- Work instructions: Pictures stay out of the copy; output exactly the lines from the one containing "OCR this image." through the end of the material.
====== Input records ======
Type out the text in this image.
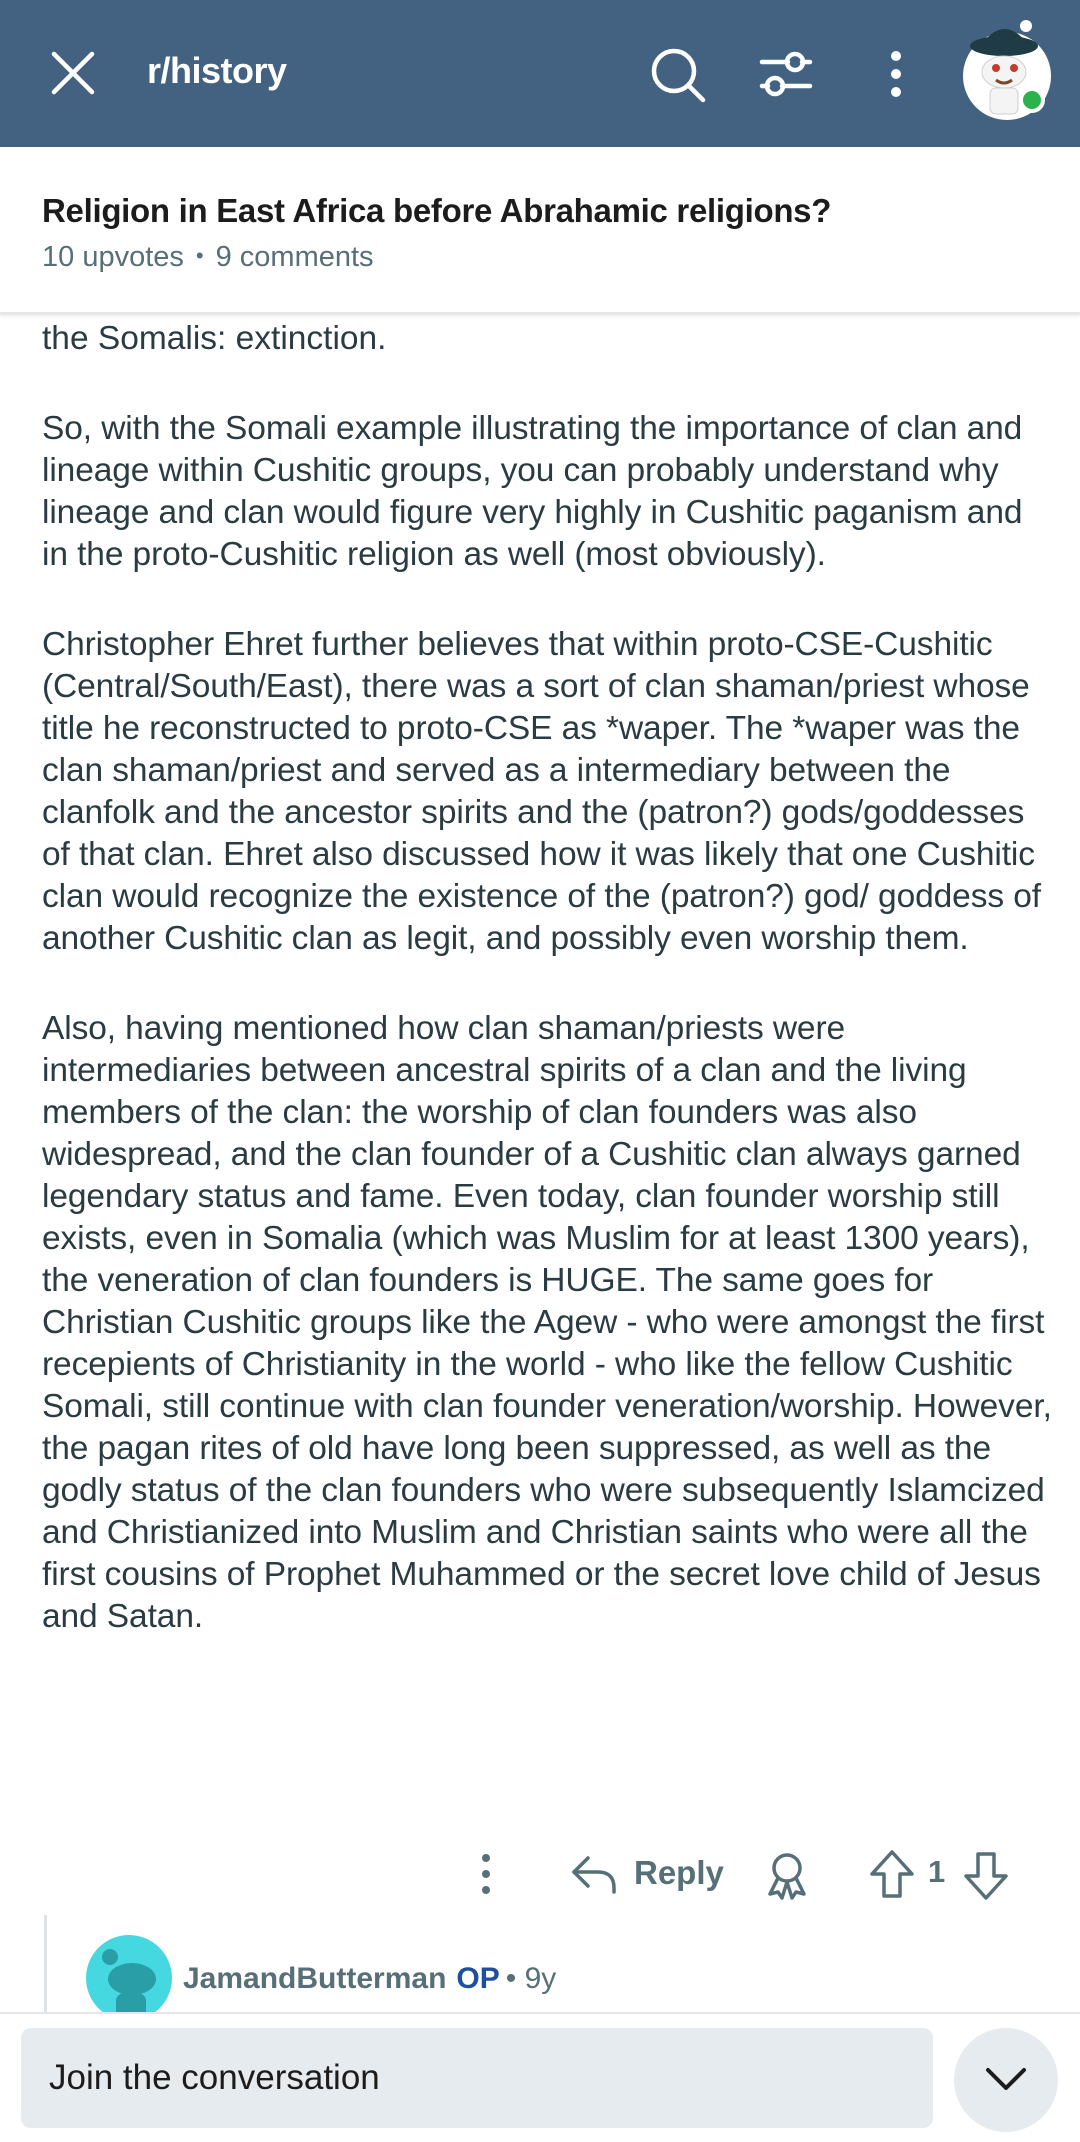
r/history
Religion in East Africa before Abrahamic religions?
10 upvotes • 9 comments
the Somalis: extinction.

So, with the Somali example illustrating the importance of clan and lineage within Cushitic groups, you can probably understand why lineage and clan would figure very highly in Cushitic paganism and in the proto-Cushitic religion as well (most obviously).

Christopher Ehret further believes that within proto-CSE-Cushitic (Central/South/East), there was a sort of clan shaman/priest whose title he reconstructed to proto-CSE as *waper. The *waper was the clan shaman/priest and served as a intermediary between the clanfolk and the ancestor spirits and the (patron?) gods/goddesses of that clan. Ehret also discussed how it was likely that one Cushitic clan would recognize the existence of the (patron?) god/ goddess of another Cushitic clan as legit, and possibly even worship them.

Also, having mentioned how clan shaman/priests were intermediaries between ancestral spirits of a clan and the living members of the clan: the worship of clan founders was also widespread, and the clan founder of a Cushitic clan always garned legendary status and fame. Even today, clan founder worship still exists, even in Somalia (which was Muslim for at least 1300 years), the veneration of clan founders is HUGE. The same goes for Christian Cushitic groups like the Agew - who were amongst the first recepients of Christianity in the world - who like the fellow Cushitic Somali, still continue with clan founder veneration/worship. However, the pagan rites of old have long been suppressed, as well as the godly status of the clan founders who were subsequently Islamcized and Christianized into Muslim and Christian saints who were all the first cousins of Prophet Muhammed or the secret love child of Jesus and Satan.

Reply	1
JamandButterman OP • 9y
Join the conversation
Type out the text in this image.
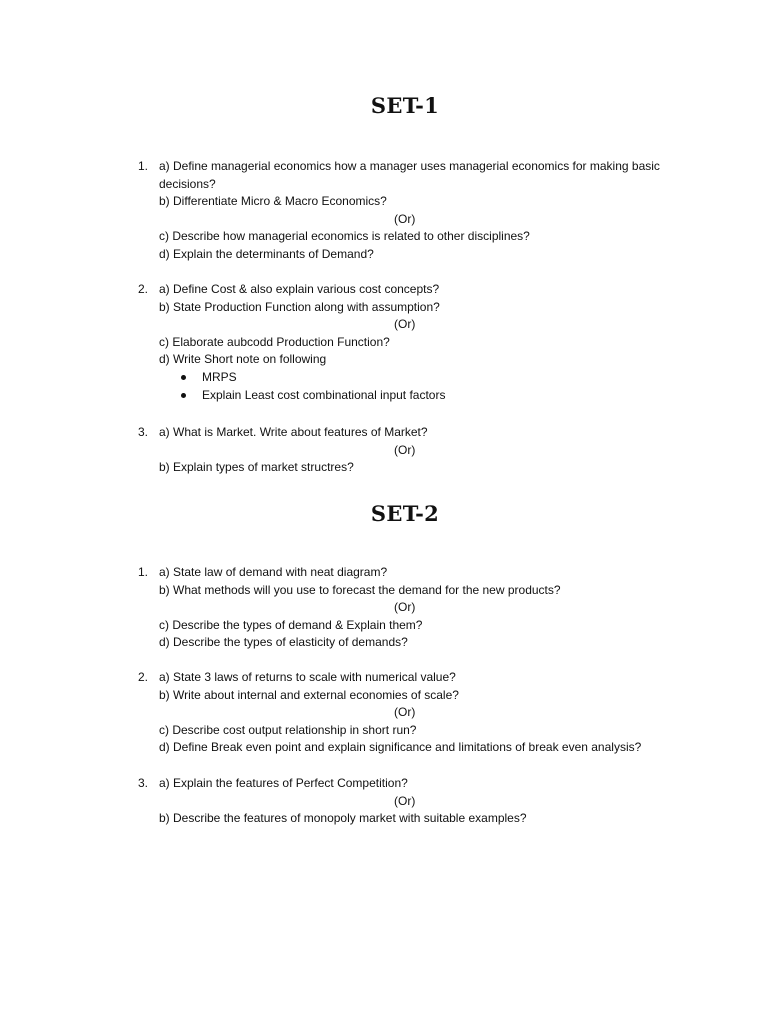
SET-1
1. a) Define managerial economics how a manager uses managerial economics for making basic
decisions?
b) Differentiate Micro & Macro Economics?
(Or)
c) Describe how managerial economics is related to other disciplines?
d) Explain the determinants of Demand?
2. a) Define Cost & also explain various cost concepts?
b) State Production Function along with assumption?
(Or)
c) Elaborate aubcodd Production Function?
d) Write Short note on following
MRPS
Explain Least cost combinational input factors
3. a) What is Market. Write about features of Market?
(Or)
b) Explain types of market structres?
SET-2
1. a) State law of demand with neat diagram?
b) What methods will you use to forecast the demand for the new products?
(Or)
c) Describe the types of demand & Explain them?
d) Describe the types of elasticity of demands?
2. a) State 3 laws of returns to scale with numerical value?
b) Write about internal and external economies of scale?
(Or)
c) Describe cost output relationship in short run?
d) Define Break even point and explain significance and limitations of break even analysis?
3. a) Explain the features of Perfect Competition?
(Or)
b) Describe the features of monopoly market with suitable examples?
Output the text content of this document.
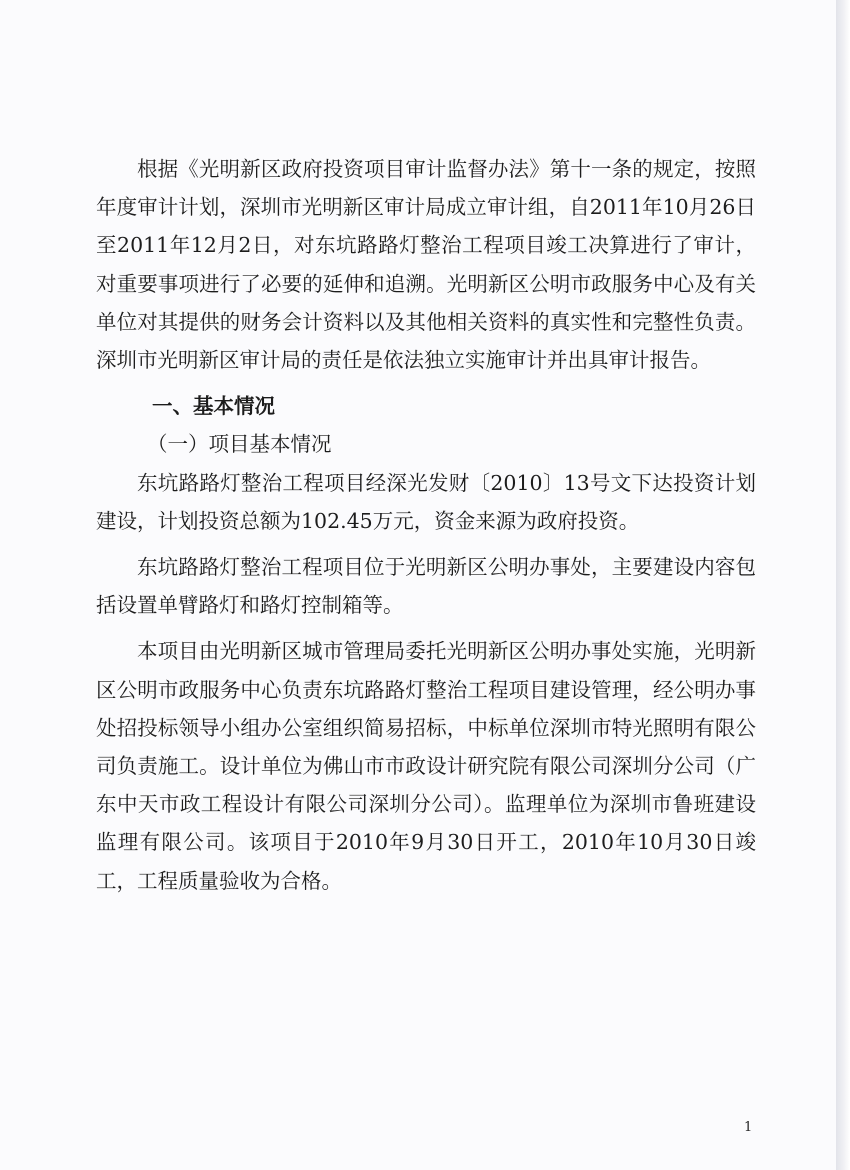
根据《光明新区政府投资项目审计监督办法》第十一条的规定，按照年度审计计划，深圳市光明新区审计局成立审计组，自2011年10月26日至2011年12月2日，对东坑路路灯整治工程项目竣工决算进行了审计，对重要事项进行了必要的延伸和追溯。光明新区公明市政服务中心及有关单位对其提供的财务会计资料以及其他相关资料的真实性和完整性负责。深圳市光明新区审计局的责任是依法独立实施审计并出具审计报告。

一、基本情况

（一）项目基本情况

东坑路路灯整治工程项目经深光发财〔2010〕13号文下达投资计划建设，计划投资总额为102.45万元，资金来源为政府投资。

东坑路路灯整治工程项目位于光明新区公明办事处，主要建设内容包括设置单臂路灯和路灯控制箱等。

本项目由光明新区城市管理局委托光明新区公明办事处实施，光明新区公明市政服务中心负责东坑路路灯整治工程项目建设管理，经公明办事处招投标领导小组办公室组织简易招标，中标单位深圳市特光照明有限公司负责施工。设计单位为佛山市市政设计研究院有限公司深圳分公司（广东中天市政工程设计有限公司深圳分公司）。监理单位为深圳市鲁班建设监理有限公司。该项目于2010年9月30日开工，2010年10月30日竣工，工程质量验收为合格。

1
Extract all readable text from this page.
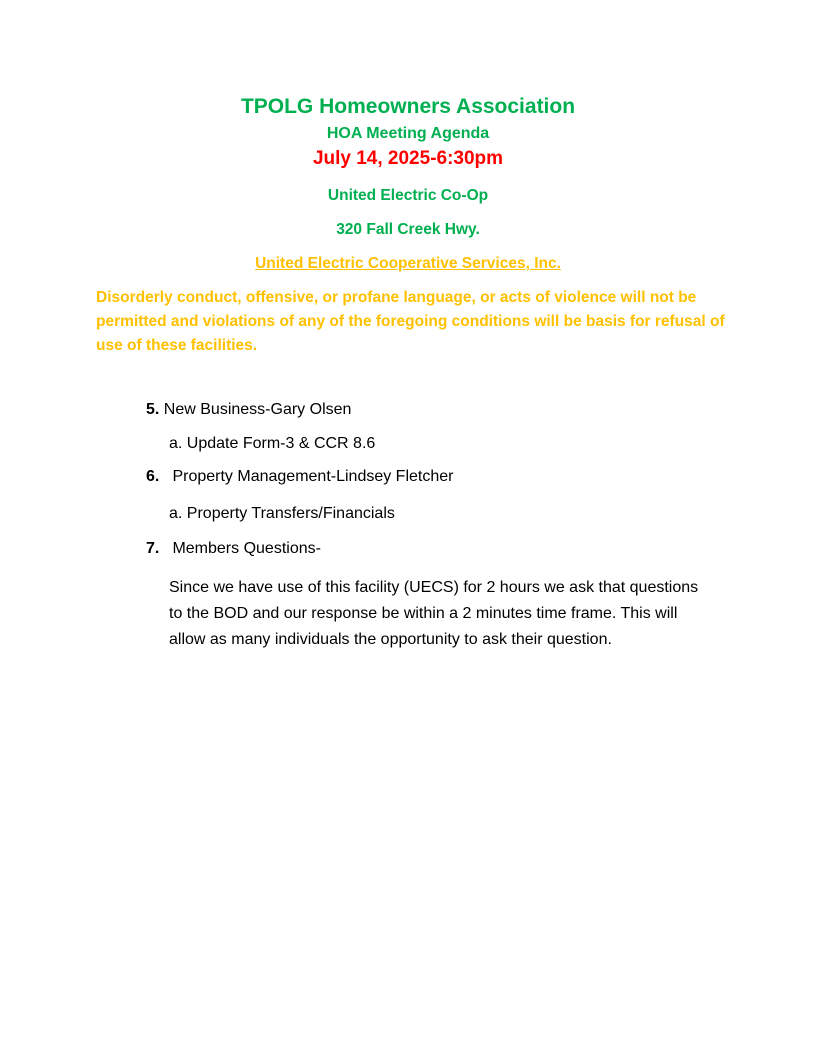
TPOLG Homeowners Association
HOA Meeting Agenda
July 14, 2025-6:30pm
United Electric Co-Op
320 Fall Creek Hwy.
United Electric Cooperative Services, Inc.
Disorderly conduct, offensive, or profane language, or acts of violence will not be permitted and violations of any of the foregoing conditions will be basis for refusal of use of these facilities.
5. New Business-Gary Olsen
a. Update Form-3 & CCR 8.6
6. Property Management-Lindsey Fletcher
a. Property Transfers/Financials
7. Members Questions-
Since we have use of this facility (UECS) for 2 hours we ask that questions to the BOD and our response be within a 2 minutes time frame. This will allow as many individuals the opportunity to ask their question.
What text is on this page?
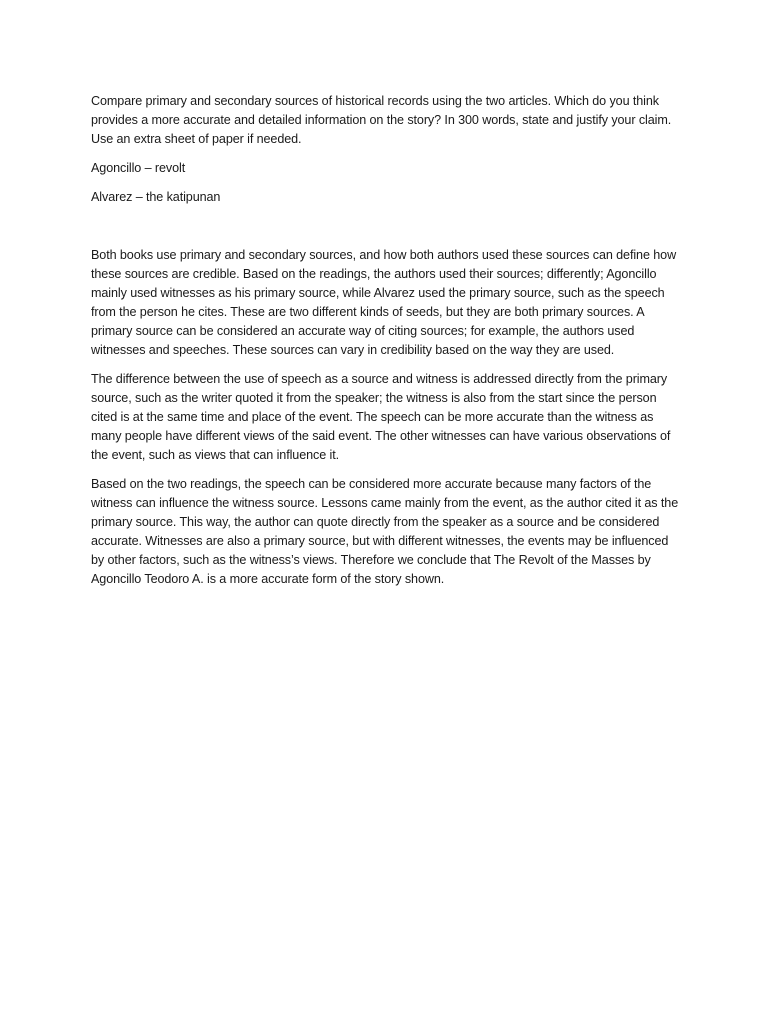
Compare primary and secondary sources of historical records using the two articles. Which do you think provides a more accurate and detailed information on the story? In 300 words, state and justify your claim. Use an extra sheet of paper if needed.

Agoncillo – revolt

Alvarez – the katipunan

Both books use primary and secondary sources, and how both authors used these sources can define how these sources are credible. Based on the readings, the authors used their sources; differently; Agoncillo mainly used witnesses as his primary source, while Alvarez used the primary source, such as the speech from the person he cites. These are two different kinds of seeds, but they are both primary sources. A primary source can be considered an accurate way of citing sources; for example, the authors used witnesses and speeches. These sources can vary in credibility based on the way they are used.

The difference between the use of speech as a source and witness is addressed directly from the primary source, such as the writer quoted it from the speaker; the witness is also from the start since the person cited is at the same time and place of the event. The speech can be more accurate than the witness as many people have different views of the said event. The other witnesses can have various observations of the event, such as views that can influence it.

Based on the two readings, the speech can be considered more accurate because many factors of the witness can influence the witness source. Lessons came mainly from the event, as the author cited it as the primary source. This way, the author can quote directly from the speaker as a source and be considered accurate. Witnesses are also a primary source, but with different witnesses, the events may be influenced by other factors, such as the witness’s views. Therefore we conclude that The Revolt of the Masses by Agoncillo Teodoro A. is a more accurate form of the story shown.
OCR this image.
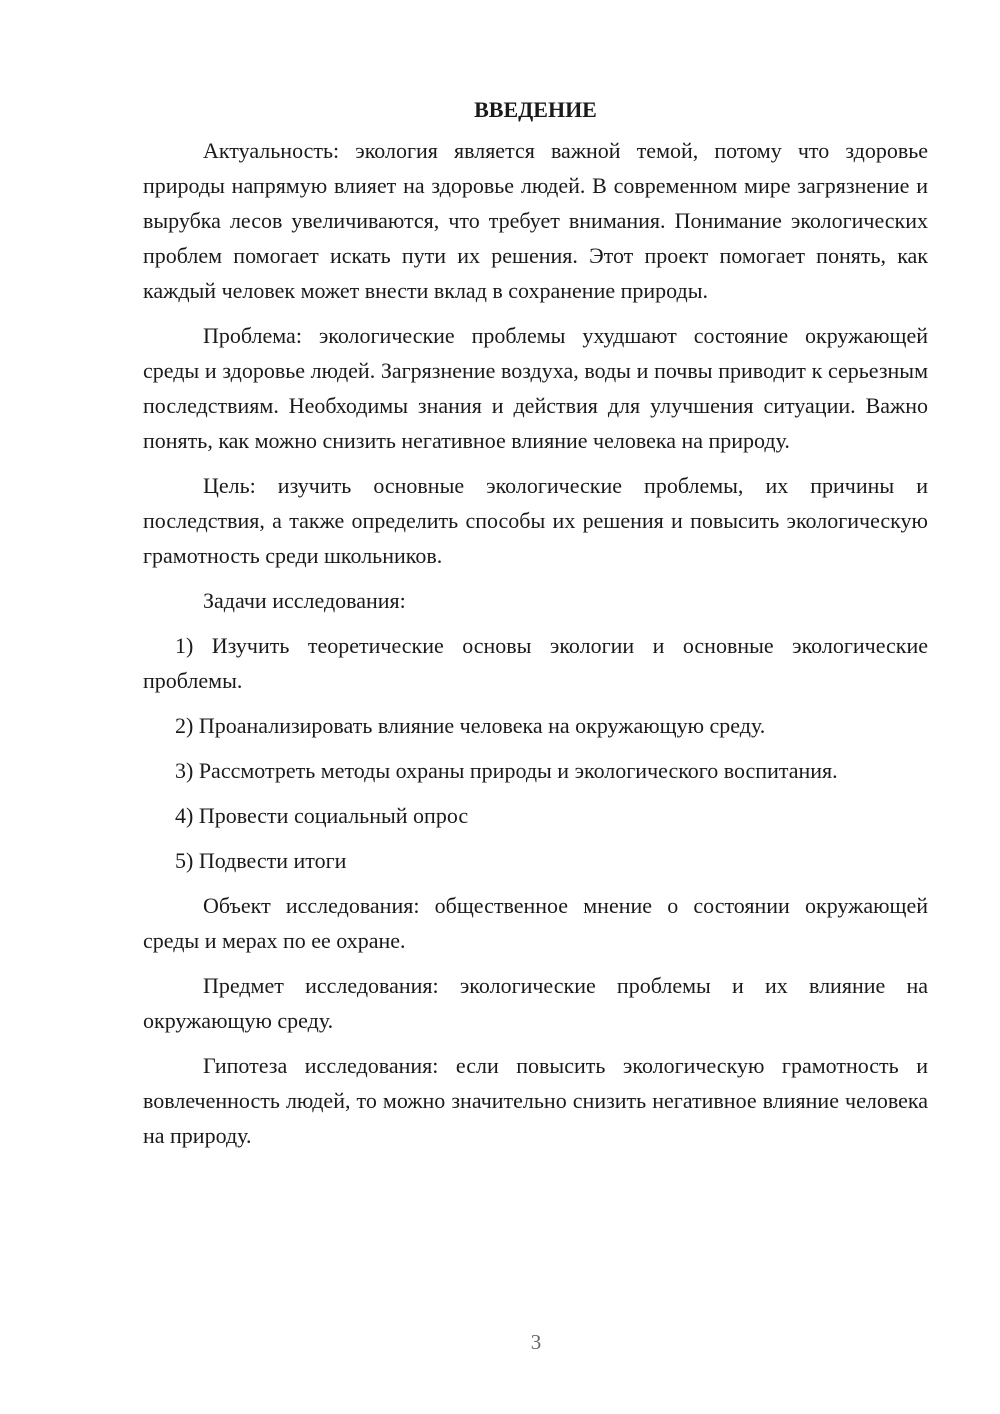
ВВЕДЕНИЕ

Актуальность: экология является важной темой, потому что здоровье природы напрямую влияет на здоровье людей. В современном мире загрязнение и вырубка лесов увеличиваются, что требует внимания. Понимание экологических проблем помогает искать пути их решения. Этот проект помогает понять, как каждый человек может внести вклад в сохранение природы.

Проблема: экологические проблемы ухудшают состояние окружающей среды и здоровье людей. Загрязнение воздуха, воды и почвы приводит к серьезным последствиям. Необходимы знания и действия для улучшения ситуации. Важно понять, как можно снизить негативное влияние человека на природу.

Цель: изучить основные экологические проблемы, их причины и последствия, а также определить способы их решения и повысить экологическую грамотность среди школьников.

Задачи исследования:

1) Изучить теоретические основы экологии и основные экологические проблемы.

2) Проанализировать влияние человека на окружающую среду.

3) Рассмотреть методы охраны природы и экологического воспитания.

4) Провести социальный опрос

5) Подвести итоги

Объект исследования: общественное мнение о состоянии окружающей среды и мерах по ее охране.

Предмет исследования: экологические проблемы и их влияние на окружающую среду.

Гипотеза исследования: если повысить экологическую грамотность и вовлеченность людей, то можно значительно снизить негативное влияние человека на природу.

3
======
- Finished exercise:
OCR this image.
ВВЕДЕНИЕ

Актуальность: экология является важной темой, потому что здоровье природы напрямую влияет на здоровье людей. В современном мире загрязнение и вырубка лесов увеличиваются, что требует внимания. Понимание экологических проблем помогает искать пути их решения. Этот проект помогает понять, как каждый человек может внести вклад в сохранение природы.

Проблема: экологические проблемы ухудшают состояние окружающей среды и здоровье людей. Загрязнение воздуха, воды и почвы приводит к серьезным последствиям. Необходимы знания и действия для улучшения ситуации. Важно понять, как можно снизить негативное влияние человека на природу.

Цель: изучить основные экологические проблемы, их причины и последствия, а также определить способы их решения и повысить экологическую грамотность среди школьников.

Задачи исследования:

1) Изучить теоретические основы экологии и основные экологические проблемы.

2) Проанализировать влияние человека на окружающую среду.

3) Рассмотреть методы охраны природы и экологического воспитания.

4) Провести социальный опрос

5) Подвести итоги

Объект исследования: общественное мнение о состоянии окружающей среды и мерах по ее охране.

Предмет исследования: экологические проблемы и их влияние на окружающую среду.

Гипотеза исследования: если повысить экологическую грамотность и вовлеченность людей, то можно значительно снизить негативное влияние человека на природу.

3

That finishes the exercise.